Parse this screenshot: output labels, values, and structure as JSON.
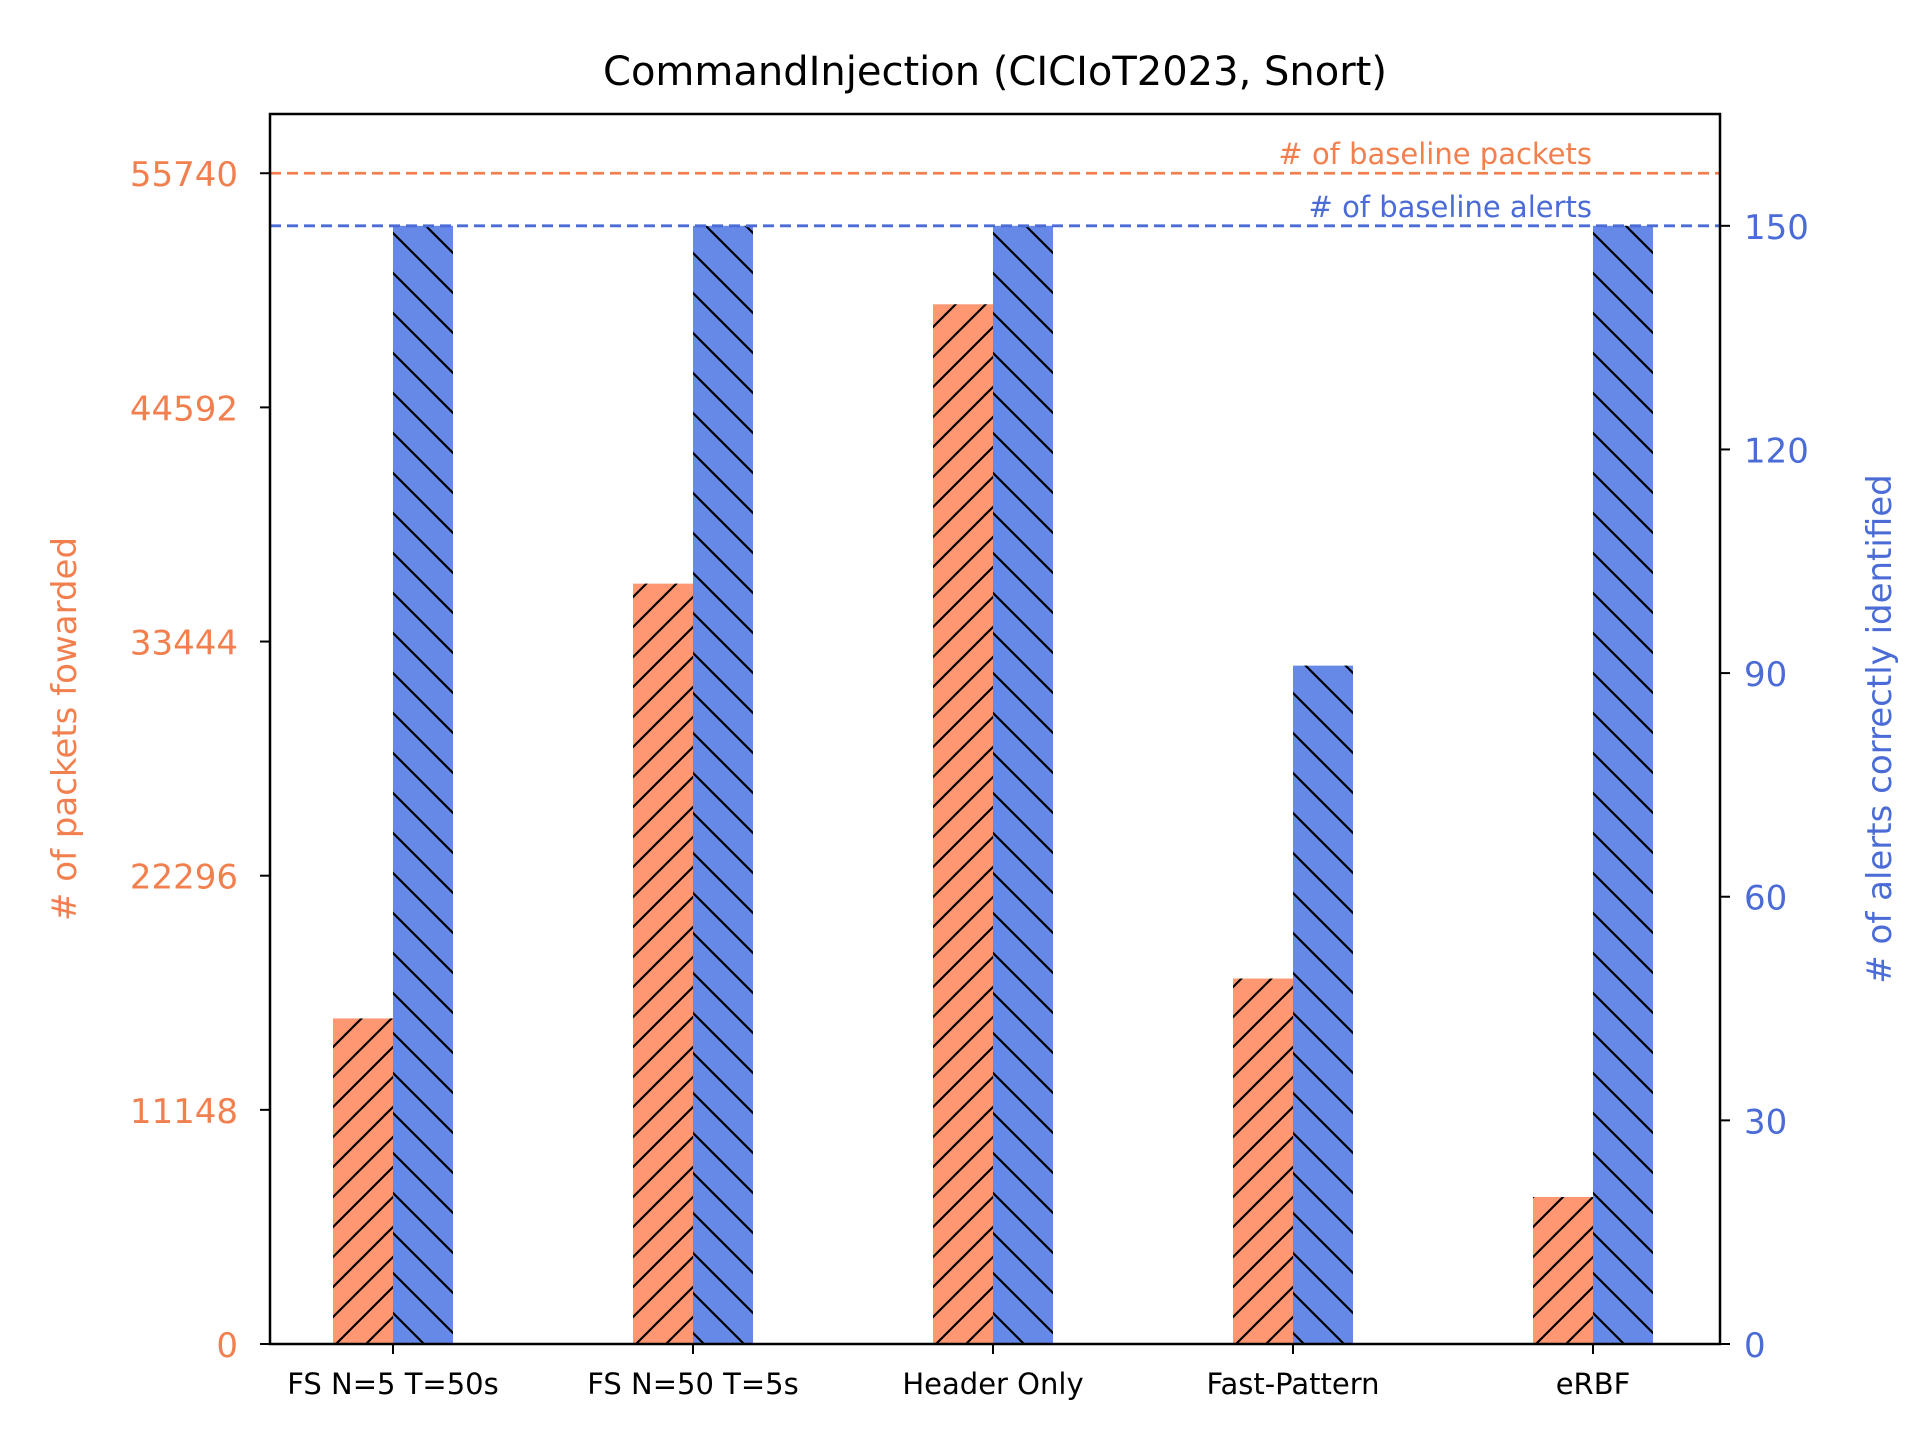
{
  "chart_data": {
    "type": "bar",
    "title": "CommandInjection (CICIoT2023, Snort)",
    "categories": [
      "FS N=5 T=50s",
      "FS N=50 T=5s",
      "Header Only",
      "Fast-Pattern",
      "eRBF"
    ],
    "series": [
      {
        "name": "",
        "axis": "left",
        "color": "#ff9872",
        "hatch": "/",
        "values": [
          15500,
          36200,
          49500,
          17400,
          7000
        ]
      },
      {
        "name": "",
        "axis": "right",
        "color": "#6688e6",
        "hatch": "\\",
        "values": [
          150,
          150,
          150,
          91,
          150
        ]
      }
    ],
    "y_left": {
      "label": "# of packets fowarded",
      "color": "#f2804f",
      "ylim": [
        0,
        58560
      ],
      "ticks": [
        0,
        11148,
        22296,
        33444,
        44592,
        55740
      ]
    },
    "y_right": {
      "label": "# of alerts correctly identified",
      "color": "#4b6bd6",
      "ylim": [
        0,
        165
      ],
      "ticks": [
        0,
        30,
        60,
        90,
        120,
        150
      ]
    },
    "reference_lines": [
      {
        "axis": "left",
        "value": 55740,
        "label": "# of baseline packets",
        "color": "#f2804f"
      },
      {
        "axis": "right",
        "value": 150,
        "label": "# of baseline alerts",
        "color": "#4b6bd6"
      }
    ],
    "grid": false
  }
}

= = =

◆ Set exercise
Your copy should repeat each entry above exactly but contain no pictures.

◆ Result of the exercise
Parse this screenshot: output labels, values, and structure as JSON.
{
  "chart_data": {
    "type": "bar",
    "title": "CommandInjection (CICIoT2023, Snort)",
    "categories": [
      "FS N=5 T=50s",
      "FS N=50 T=5s",
      "Header Only",
      "Fast-Pattern",
      "eRBF"
    ],
    "series": [
      {
        "name": "",
        "axis": "left",
        "color": "#ff9872",
        "hatch": "/",
        "values": [
          15500,
          36200,
          49500,
          17400,
          7000
        ]
      },
      {
        "name": "",
        "axis": "right",
        "color": "#6688e6",
        "hatch": "\\",
        "values": [
          150,
          150,
          150,
          91,
          150
        ]
      }
    ],
    "y_left": {
      "label": "# of packets fowarded",
      "color": "#f2804f",
      "ylim": [
        0,
        58560
      ],
      "ticks": [
        0,
        11148,
        22296,
        33444,
        44592,
        55740
      ]
    },
    "y_right": {
      "label": "# of alerts correctly identified",
      "color": "#4b6bd6",
      "ylim": [
        0,
        165
      ],
      "ticks": [
        0,
        30,
        60,
        90,
        120,
        150
      ]
    },
    "reference_lines": [
      {
        "axis": "left",
        "value": 55740,
        "label": "# of baseline packets",
        "color": "#f2804f"
      },
      {
        "axis": "right",
        "value": 150,
        "label": "# of baseline alerts",
        "color": "#4b6bd6"
      }
    ],
    "grid": false
  }
}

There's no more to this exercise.